» The request
What follows is a block of records; reproduce all of it verbatim.

» Source material
::::

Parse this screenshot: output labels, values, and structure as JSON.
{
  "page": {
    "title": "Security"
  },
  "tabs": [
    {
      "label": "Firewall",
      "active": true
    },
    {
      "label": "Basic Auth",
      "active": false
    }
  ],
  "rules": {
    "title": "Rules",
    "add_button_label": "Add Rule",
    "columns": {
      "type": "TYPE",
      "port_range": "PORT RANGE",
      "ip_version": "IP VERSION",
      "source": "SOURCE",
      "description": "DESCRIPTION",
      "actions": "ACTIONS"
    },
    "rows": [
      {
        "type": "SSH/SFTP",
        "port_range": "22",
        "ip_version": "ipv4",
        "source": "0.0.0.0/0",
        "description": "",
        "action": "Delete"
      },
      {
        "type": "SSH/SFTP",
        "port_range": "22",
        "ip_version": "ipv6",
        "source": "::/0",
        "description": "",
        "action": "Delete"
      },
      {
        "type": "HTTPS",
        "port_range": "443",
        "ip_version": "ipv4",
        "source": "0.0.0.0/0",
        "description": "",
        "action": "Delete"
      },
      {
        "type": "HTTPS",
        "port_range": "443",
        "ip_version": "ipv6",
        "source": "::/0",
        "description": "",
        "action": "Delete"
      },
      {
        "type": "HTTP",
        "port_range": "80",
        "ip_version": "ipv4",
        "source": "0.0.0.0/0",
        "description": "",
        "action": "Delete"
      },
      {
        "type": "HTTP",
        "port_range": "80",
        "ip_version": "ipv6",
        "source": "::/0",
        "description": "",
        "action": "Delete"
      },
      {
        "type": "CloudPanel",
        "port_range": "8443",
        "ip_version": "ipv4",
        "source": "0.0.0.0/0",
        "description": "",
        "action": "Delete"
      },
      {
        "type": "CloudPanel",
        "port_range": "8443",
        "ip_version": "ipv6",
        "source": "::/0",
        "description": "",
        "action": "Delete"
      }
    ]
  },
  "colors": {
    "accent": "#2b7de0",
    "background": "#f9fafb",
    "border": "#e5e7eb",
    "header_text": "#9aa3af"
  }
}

::::

» Result
Parse this screenshot: output labels, values, and structure as JSON.
{
  "page": {
    "title": "Security"
  },
  "tabs": [
    {
      "label": "Firewall",
      "active": true
    },
    {
      "label": "Basic Auth",
      "active": false
    }
  ],
  "rules": {
    "title": "Rules",
    "add_button_label": "Add Rule",
    "columns": {
      "type": "TYPE",
      "port_range": "PORT RANGE",
      "ip_version": "IP VERSION",
      "source": "SOURCE",
      "description": "DESCRIPTION",
      "actions": "ACTIONS"
    },
    "rows": [
      {
        "type": "SSH/SFTP",
        "port_range": "22",
        "ip_version": "ipv4",
        "source": "0.0.0.0/0",
        "description": "",
        "action": "Delete"
      },
      {
        "type": "SSH/SFTP",
        "port_range": "22",
        "ip_version": "ipv6",
        "source": "::/0",
        "description": "",
        "action": "Delete"
      },
      {
        "type": "HTTPS",
        "port_range": "443",
        "ip_version": "ipv4",
        "source": "0.0.0.0/0",
        "description": "",
        "action": "Delete"
      },
      {
        "type": "HTTPS",
        "port_range": "443",
        "ip_version": "ipv6",
        "source": "::/0",
        "description": "",
        "action": "Delete"
      },
      {
        "type": "HTTP",
        "port_range": "80",
        "ip_version": "ipv4",
        "source": "0.0.0.0/0",
        "description": "",
        "action": "Delete"
      },
      {
        "type": "HTTP",
        "port_range": "80",
        "ip_version": "ipv6",
        "source": "::/0",
        "description": "",
        "action": "Delete"
      },
      {
        "type": "CloudPanel",
        "port_range": "8443",
        "ip_version": "ipv4",
        "source": "0.0.0.0/0",
        "description": "",
        "action": "Delete"
      },
      {
        "type": "CloudPanel",
        "port_range": "8443",
        "ip_version": "ipv6",
        "source": "::/0",
        "description": "",
        "action": "Delete"
      }
    ]
  },
  "colors": {
    "accent": "#2b7de0",
    "background": "#f9fafb",
    "border": "#e5e7eb",
    "header_text": "#9aa3af"
  }
}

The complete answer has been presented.